Record extracts -
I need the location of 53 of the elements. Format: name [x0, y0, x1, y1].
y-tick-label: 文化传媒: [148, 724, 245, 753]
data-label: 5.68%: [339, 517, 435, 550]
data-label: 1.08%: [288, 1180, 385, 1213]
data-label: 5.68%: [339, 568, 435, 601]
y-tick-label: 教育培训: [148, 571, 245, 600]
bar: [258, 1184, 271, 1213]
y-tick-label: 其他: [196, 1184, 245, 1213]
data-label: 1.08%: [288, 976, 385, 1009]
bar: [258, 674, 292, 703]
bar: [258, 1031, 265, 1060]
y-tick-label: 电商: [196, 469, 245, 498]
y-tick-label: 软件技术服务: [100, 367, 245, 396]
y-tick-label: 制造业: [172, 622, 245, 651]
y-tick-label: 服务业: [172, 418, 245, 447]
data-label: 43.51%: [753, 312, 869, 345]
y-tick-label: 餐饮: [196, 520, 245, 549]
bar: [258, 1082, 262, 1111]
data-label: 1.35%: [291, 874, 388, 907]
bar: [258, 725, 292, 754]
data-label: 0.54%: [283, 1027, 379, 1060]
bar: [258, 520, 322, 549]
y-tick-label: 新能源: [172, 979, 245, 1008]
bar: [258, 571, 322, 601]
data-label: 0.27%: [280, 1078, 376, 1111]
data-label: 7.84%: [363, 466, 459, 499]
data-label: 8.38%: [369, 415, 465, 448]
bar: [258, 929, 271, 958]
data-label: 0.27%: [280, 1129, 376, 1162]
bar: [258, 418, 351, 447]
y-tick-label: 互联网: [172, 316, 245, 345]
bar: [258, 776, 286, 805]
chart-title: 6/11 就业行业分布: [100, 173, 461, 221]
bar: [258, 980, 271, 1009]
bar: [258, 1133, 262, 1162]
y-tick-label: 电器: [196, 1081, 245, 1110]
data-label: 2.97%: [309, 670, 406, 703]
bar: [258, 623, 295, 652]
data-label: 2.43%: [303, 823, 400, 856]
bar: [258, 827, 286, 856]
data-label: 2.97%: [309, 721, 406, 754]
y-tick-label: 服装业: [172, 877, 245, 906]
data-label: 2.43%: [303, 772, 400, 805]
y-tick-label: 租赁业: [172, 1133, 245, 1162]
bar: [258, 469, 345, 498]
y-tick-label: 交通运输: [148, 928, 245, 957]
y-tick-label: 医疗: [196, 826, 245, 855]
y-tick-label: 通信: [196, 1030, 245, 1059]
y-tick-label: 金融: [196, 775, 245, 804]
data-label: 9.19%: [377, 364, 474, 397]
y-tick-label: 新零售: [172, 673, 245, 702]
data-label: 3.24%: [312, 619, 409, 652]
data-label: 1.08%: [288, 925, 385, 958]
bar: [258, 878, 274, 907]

Short problem -
Update the records from the start through the line containing "bar: [258, 1082, 262, 1111]" by changing every "data-label" to "value-label" and leaving everything else unchanged. Give only those lines.

Full response -
I need the location of 53 of the elements. Format: name [x0, y0, x1, y1].
y-tick-label: 文化传媒: [148, 724, 245, 753]
value-label: 5.68%: [339, 517, 435, 550]
value-label: 1.08%: [288, 1180, 385, 1213]
value-label: 5.68%: [339, 568, 435, 601]
y-tick-label: 教育培训: [148, 571, 245, 600]
bar: [258, 1184, 271, 1213]
y-tick-label: 其他: [196, 1184, 245, 1213]
value-label: 1.08%: [288, 976, 385, 1009]
bar: [258, 674, 292, 703]
bar: [258, 1031, 265, 1060]
y-tick-label: 电商: [196, 469, 245, 498]
y-tick-label: 软件技术服务: [100, 367, 245, 396]
y-tick-label: 制造业: [172, 622, 245, 651]
y-tick-label: 服务业: [172, 418, 245, 447]
value-label: 43.51%: [753, 312, 869, 345]
y-tick-label: 餐饮: [196, 520, 245, 549]
bar: [258, 1082, 262, 1111]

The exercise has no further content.